- **What you will do**:
Omit all pictures, then retype the data exactly as given.

- **Provided data**:
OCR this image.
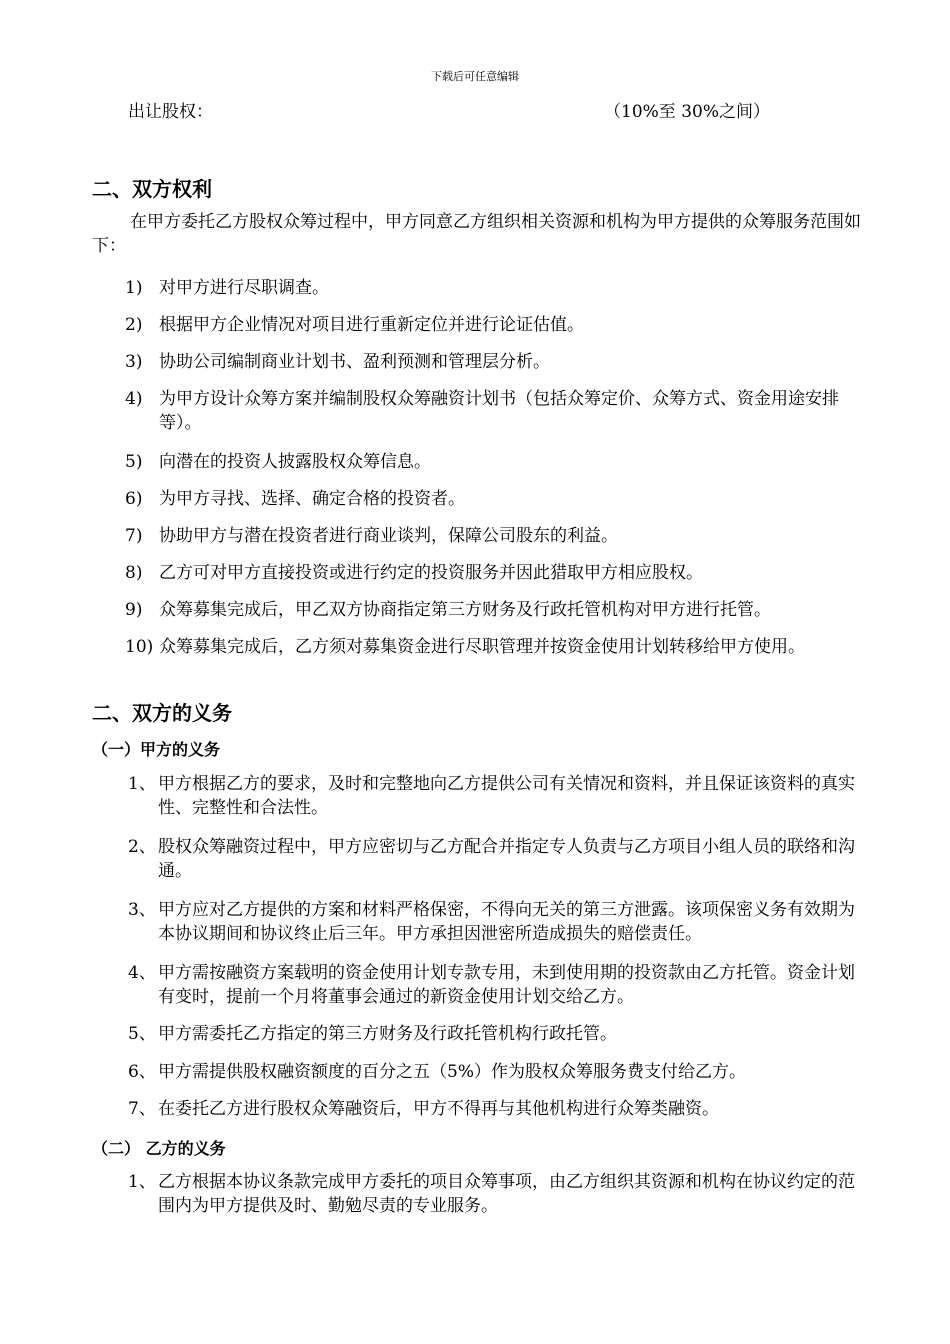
下载后可任意编辑
出让股权：	（10%至 30%之间）
二、双方权利
在甲方委托乙方股权众筹过程中，甲方同意乙方组织相关资源和机构为甲方提供的众筹服务范围如下：
1) 对甲方进行尽职调查。
2) 根据甲方企业情况对项目进行重新定位并进行论证估值。
3) 协助公司编制商业计划书、盈利预测和管理层分析。
4) 为甲方设计众筹方案并编制股权众筹融资计划书（包括众筹定价、众筹方式、资金用途安排等）。
5) 向潜在的投资人披露股权众筹信息。
6) 为甲方寻找、选择、确定合格的投资者。
7) 协助甲方与潜在投资者进行商业谈判，保障公司股东的利益。
8) 乙方可对甲方直接投资或进行约定的投资服务并因此猎取甲方相应股权。
9) 众筹募集完成后，甲乙双方协商指定第三方财务及行政托管机构对甲方进行托管。
10) 众筹募集完成后，乙方须对募集资金进行尽职管理并按资金使用计划转移给甲方使用。
二、双方的义务
（一）甲方的义务
1、 甲方根据乙方的要求，及时和完整地向乙方提供公司有关情况和资料，并且保证该资料的真实性、完整性和合法性。
2、 股权众筹融资过程中，甲方应密切与乙方配合并指定专人负责与乙方项目小组人员的联络和沟通。
3、 甲方应对乙方提供的方案和材料严格保密，不得向无关的第三方泄露。该项保密义务有效期为本协议期间和协议终止后三年。甲方承担因泄密所造成损失的赔偿责任。
4、 甲方需按融资方案载明的资金使用计划专款专用，未到使用期的投资款由乙方托管。资金计划有变时，提前一个月将董事会通过的新资金使用计划交给乙方。
5、 甲方需委托乙方指定的第三方财务及行政托管机构行政托管。
6、 甲方需提供股权融资额度的百分之五（5%）作为股权众筹服务费支付给乙方。
7、 在委托乙方进行股权众筹融资后，甲方不得再与其他机构进行众筹类融资。
（二） 乙方的义务
1、 乙方根据本协议条款完成甲方委托的项目众筹事项，由乙方组织其资源和机构在协议约定的范围内为甲方提供及时、勤勉尽责的专业服务。
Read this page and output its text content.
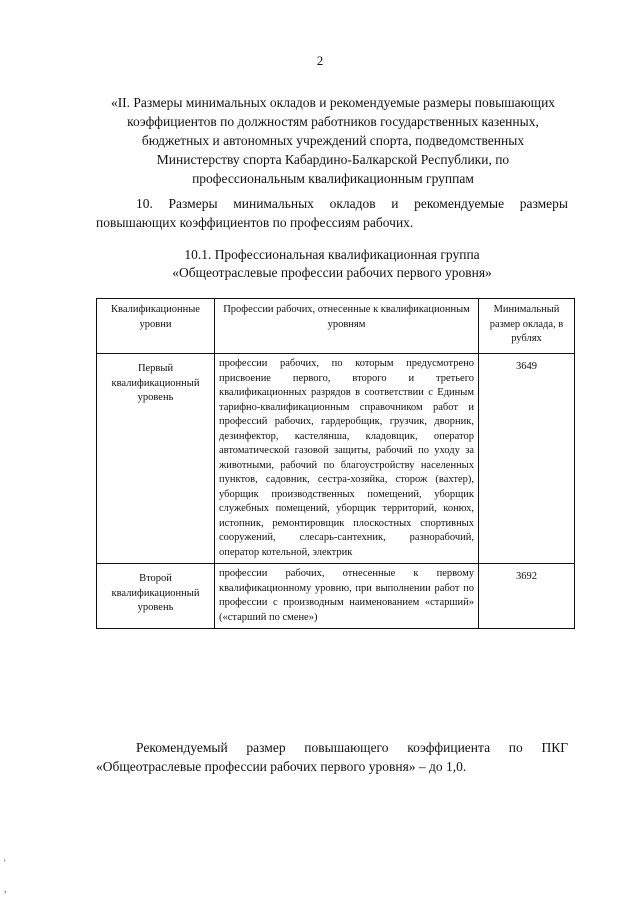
2
«II. Размеры минимальных окладов и рекомендуемые размеры повышающих коэффициентов по должностям работников государственных казенных, бюджетных и автономных учреждений спорта, подведомственных Министерству спорта Кабардино-Балкарской Республики, по профессиональным квалификационным группам
10. Размеры минимальных окладов и рекомендуемые размеры повышающих коэффициентов по профессиям рабочих.
10.1. Профессиональная квалификационная группа
«Общеотраслевые профессии рабочих первого уровня»
Квалификационные уровни	Профессии рабочих, отнесенные к квалификационным уровням	Минимальный размер оклада, в рублях
Первый квалификационный уровень	профессии рабочих, по которым предусмотрено присвоение первого, второго и третьего квалификационных разрядов в соответствии с Единым тарифно-квалификационным справочником работ и профессий рабочих, гардеробщик, грузчик, дворник, дезинфектор, кастелянша, кладовщик, оператор автоматической газовой защиты, рабочий по уходу за животными, рабочий по благоустройству населенных пунктов, садовник, сестра-хозяйка, сторож (вахтер), уборщик производственных помещений, уборщик служебных помещений, уборщик территорий, конюх, истопник, ремонтировщик плоскостных спортивных сооружений, слесарь-сантехник, разнорабочий, оператор котельной, электрик	3649
Второй квалификационный уровень	профессии рабочих, отнесенные к первому квалификационному уровню, при выполнении работ по профессии с производным наименованием «старший» («старший по смене»)	3692
Рекомендуемый размер повышающего коэффициента по ПКГ «Общеотраслевые профессии рабочих первого уровня» – до 1,0.
'
,
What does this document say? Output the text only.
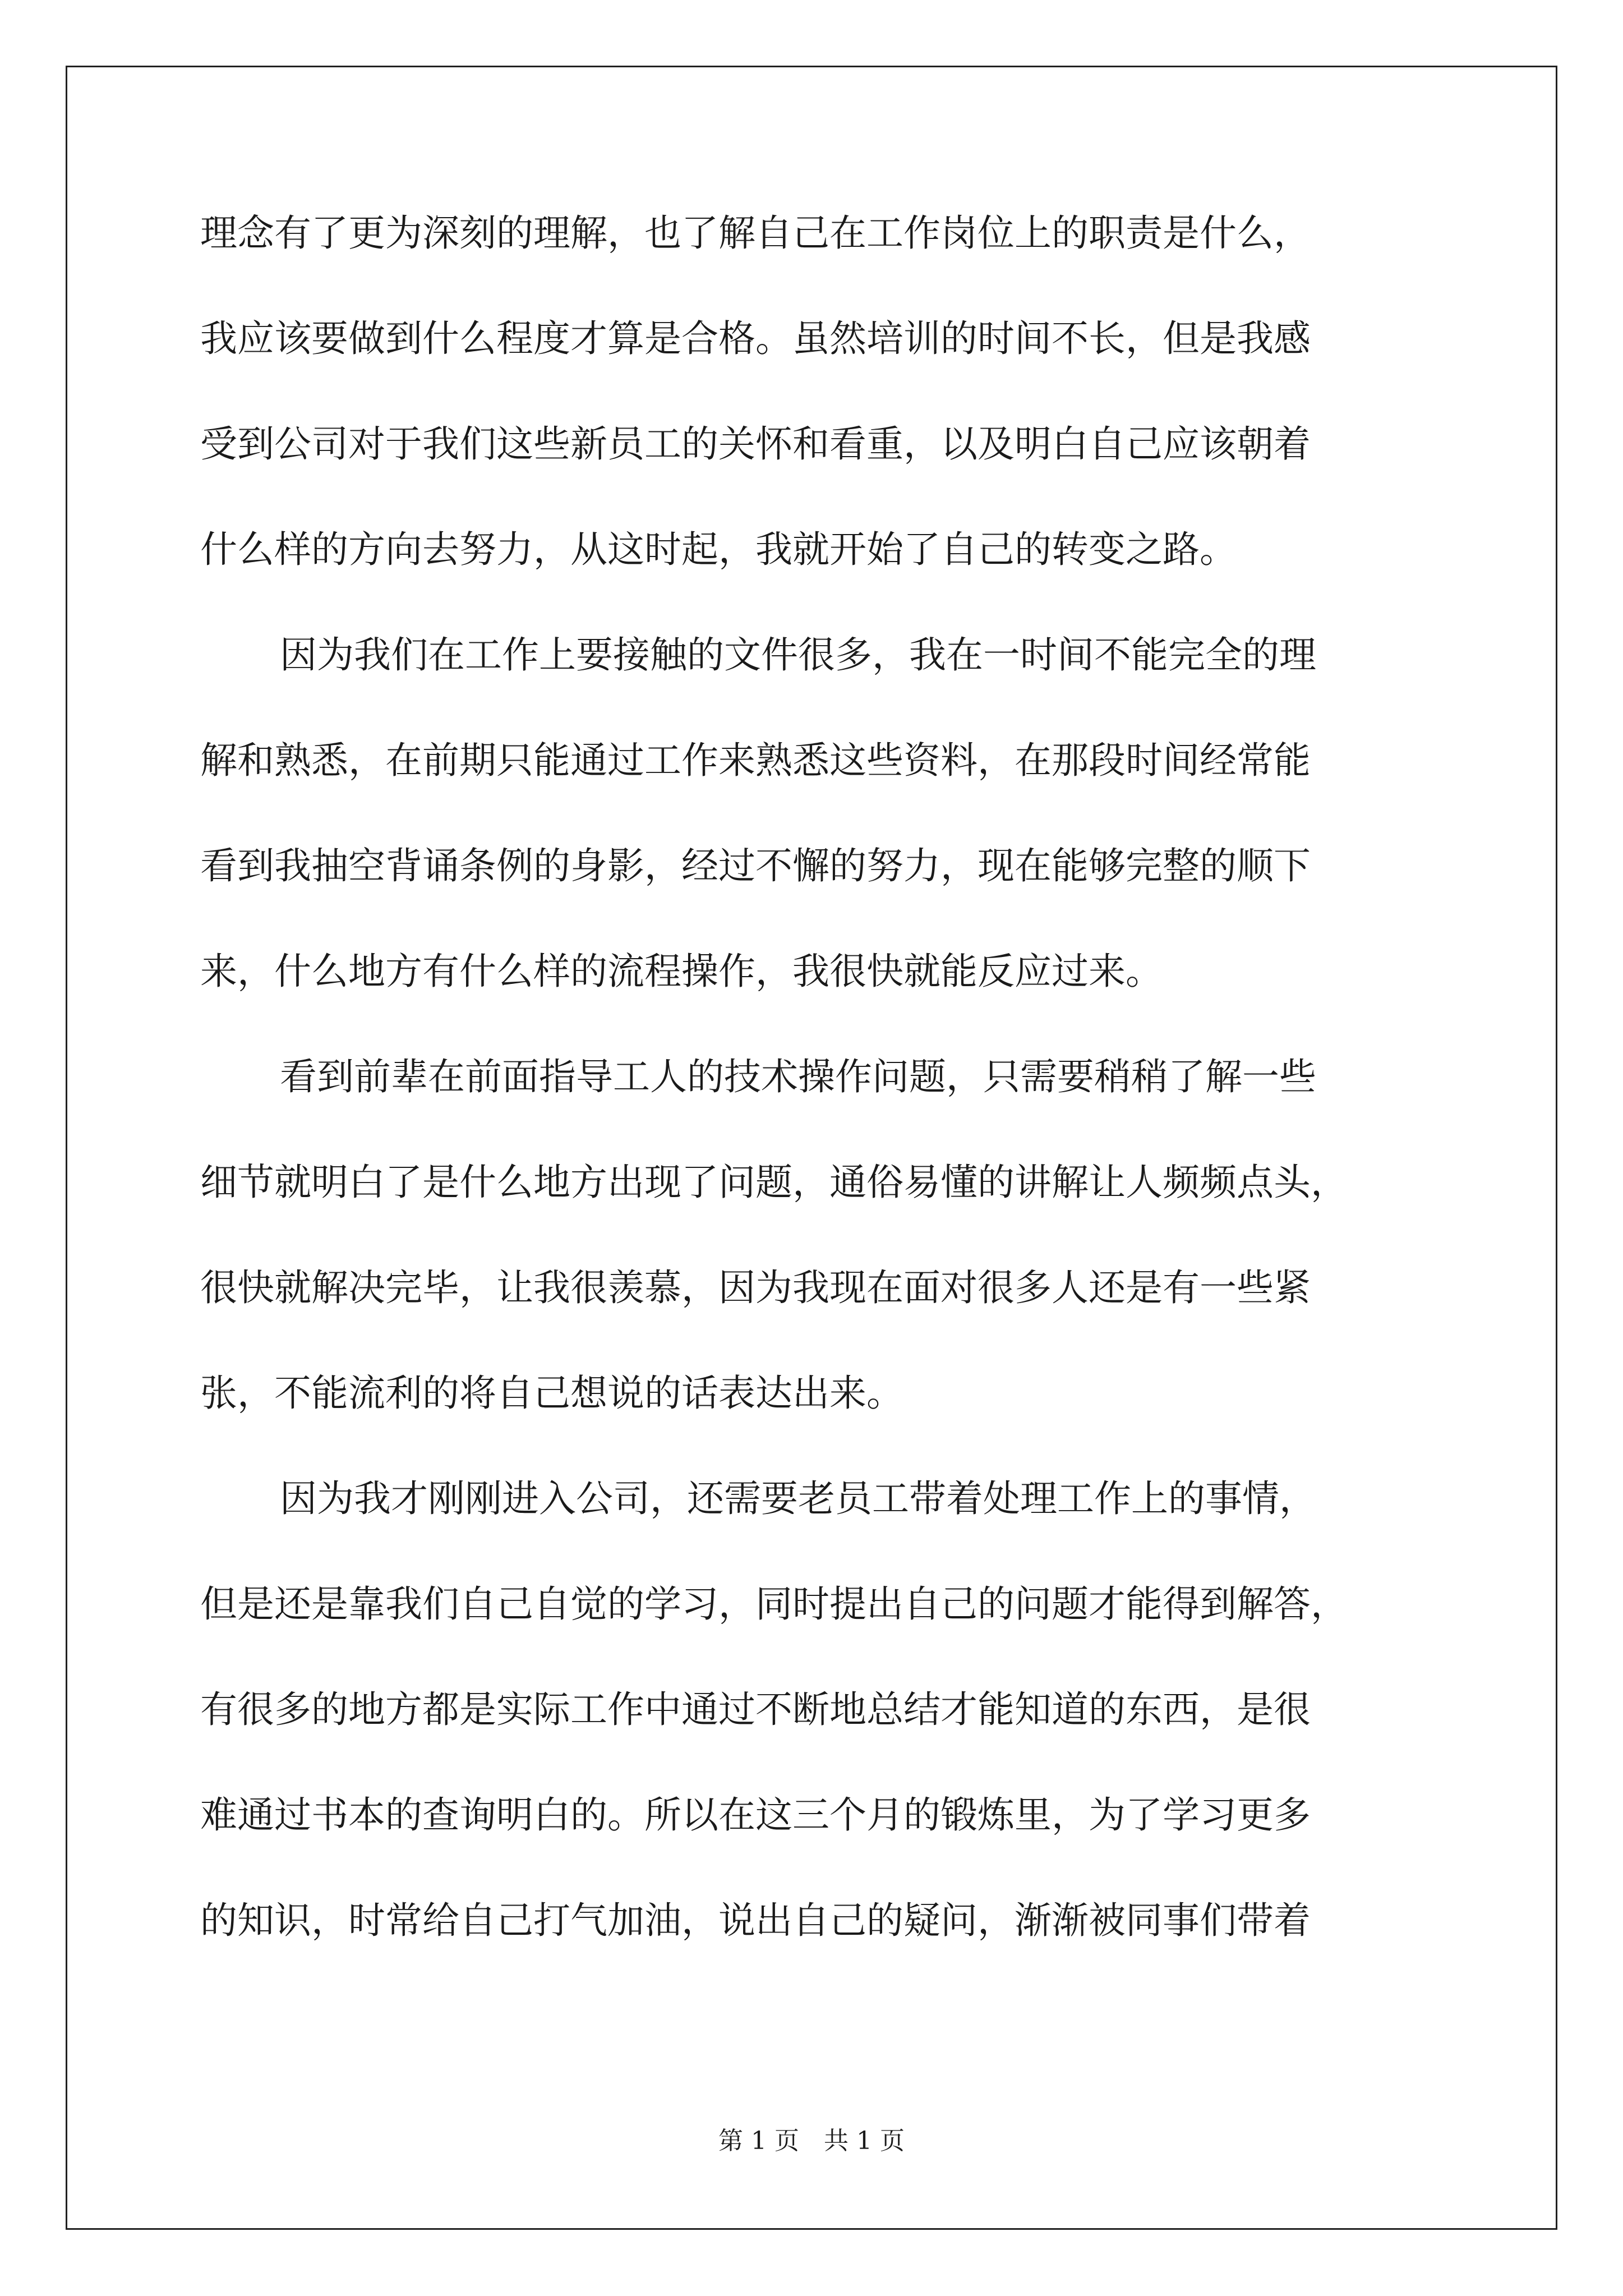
理念有了更为深刻的理解，也了解自己在工作岗位上的职责是什么，
我应该要做到什么程度才算是合格。虽然培训的时间不长，但是我感
受到公司对于我们这些新员工的关怀和看重，以及明白自己应该朝着
什么样的方向去努力，从这时起，我就开始了自己的转变之路。
因为我们在工作上要接触的文件很多，我在一时间不能完全的理
解和熟悉，在前期只能通过工作来熟悉这些资料，在那段时间经常能
看到我抽空背诵条例的身影，经过不懈的努力，现在能够完整的顺下
来，什么地方有什么样的流程操作，我很快就能反应过来。
看到前辈在前面指导工人的技术操作问题，只需要稍稍了解一些
细节就明白了是什么地方出现了问题，通俗易懂的讲解让人频频点头，
很快就解决完毕，让我很羡慕，因为我现在面对很多人还是有一些紧
张，不能流利的将自己想说的话表达出来。
因为我才刚刚进入公司，还需要老员工带着处理工作上的事情，
但是还是靠我们自己自觉的学习，同时提出自己的问题才能得到解答，
有很多的地方都是实际工作中通过不断地总结才能知道的东西，是很
难通过书本的查询明白的。所以在这三个月的锻炼里，为了学习更多
的知识，时常给自己打气加油，说出自己的疑问，渐渐被同事们带着
第 1 页　共 1 页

- **Task answer**:
OCR this image.
下载后可任意编辑
出让股权：	（10%至 30%之间）
二、双方权利
在甲方委托乙方股权众筹过程中，甲方同意乙方组织相关资源和机构为甲方提供的众筹服务范围如下：
1) 对甲方进行尽职调查。
2) 根据甲方企业情况对项目进行重新定位并进行论证估值。
3) 协助公司编制商业计划书、盈利预测和管理层分析。
4) 为甲方设计众筹方案并编制股权众筹融资计划书（包括众筹定价、众筹方式、资金用途安排等）。
5) 向潜在的投资人披露股权众筹信息。
6) 为甲方寻找、选择、确定合格的投资者。
7) 协助甲方与潜在投资者进行商业谈判，保障公司股东的利益。
8) 乙方可对甲方直接投资或进行约定的投资服务并因此猎取甲方相应股权。
9) 众筹募集完成后，甲乙双方协商指定第三方财务及行政托管机构对甲方进行托管。
10) 众筹募集完成后，乙方须对募集资金进行尽职管理并按资金使用计划转移给甲方使用。
二、双方的义务
（一）甲方的义务
1、 甲方根据乙方的要求，及时和完整地向乙方提供公司有关情况和资料，并且保证该资料的真实性、完整性和合法性。
2、 股权众筹融资过程中，甲方应密切与乙方配合并指定专人负责与乙方项目小组人员的联络和沟通。
3、 甲方应对乙方提供的方案和材料严格保密，不得向无关的第三方泄露。该项保密义务有效期为本协议期间和协议终止后三年。甲方承担因泄密所造成损失的赔偿责任。
4、 甲方需按融资方案载明的资金使用计划专款专用，未到使用期的投资款由乙方托管。资金计划有变时，提前一个月将董事会通过的新资金使用计划交给乙方。
5、 甲方需委托乙方指定的第三方财务及行政托管机构行政托管。
6、 甲方需提供股权融资额度的百分之五（5%）作为股权众筹服务费支付给乙方。
7、 在委托乙方进行股权众筹融资后，甲方不得再与其他机构进行众筹类融资。
（二） 乙方的义务
1、 乙方根据本协议条款完成甲方委托的项目众筹事项，由乙方组织其资源和机构在协议约定的范围内为甲方提供及时、勤勉尽责的专业服务。
Read this page and output its text content.
2
«II. Размеры минимальных окладов и рекомендуемые размеры повышающих коэффициентов по должностям работников государственных казенных, бюджетных и автономных учреждений спорта, подведомственных Министерству спорта Кабардино-Балкарской Республики, по профессиональным квалификационным группам
10. Размеры минимальных окладов и рекомендуемые размеры повышающих коэффициентов по профессиям рабочих.
10.1. Профессиональная квалификационная группа
«Общеотраслевые профессии рабочих первого уровня»
Квалификационные уровни	Профессии рабочих, отнесенные к квалификационным уровням	Минимальный размер оклада, в рублях
Первый квалификационный уровень	профессии рабочих, по которым предусмотрено присвоение первого, второго и третьего квалификационных разрядов в соответствии с Единым тарифно-квалификационным справочником работ и профессий рабочих, гардеробщик, грузчик, дворник, дезинфектор, кастелянша, кладовщик, оператор автоматической газовой защиты, рабочий по уходу за животными, рабочий по благоустройству населенных пунктов, садовник, сестра-хозяйка, сторож (вахтер), уборщик производственных помещений, уборщик служебных помещений, уборщик территорий, конюх, истопник, ремонтировщик плоскостных спортивных сооружений, слесарь-сантехник, разнорабочий, оператор котельной, электрик	3649
Второй квалификационный уровень	профессии рабочих, отнесенные к первому квалификационному уровню, при выполнении работ по профессии с производным наименованием «старший» («старший по смене»)	3692
Рекомендуемый размер повышающего коэффициента по ПКГ «Общеотраслевые профессии рабочих первого уровня» – до 1,0.
'
,
What does this document say? Output the text only.
理念有了更为深刻的理解，也了解自己在工作岗位上的职责是什么，
我应该要做到什么程度才算是合格。虽然培训的时间不长，但是我感
受到公司对于我们这些新员工的关怀和看重，以及明白自己应该朝着
什么样的方向去努力，从这时起，我就开始了自己的转变之路。
因为我们在工作上要接触的文件很多，我在一时间不能完全的理
解和熟悉，在前期只能通过工作来熟悉这些资料，在那段时间经常能
看到我抽空背诵条例的身影，经过不懈的努力，现在能够完整的顺下
来，什么地方有什么样的流程操作，我很快就能反应过来。
看到前辈在前面指导工人的技术操作问题，只需要稍稍了解一些
细节就明白了是什么地方出现了问题，通俗易懂的讲解让人频频点头，
很快就解决完毕，让我很羡慕，因为我现在面对很多人还是有一些紧
张，不能流利的将自己想说的话表达出来。
因为我才刚刚进入公司，还需要老员工带着处理工作上的事情，
但是还是靠我们自己自觉的学习，同时提出自己的问题才能得到解答，
有很多的地方都是实际工作中通过不断地总结才能知道的东西，是很
难通过书本的查询明白的。所以在这三个月的锻炼里，为了学习更多
的知识，时常给自己打气加油，说出自己的疑问，渐渐被同事们带着
第 1 页　共 1 页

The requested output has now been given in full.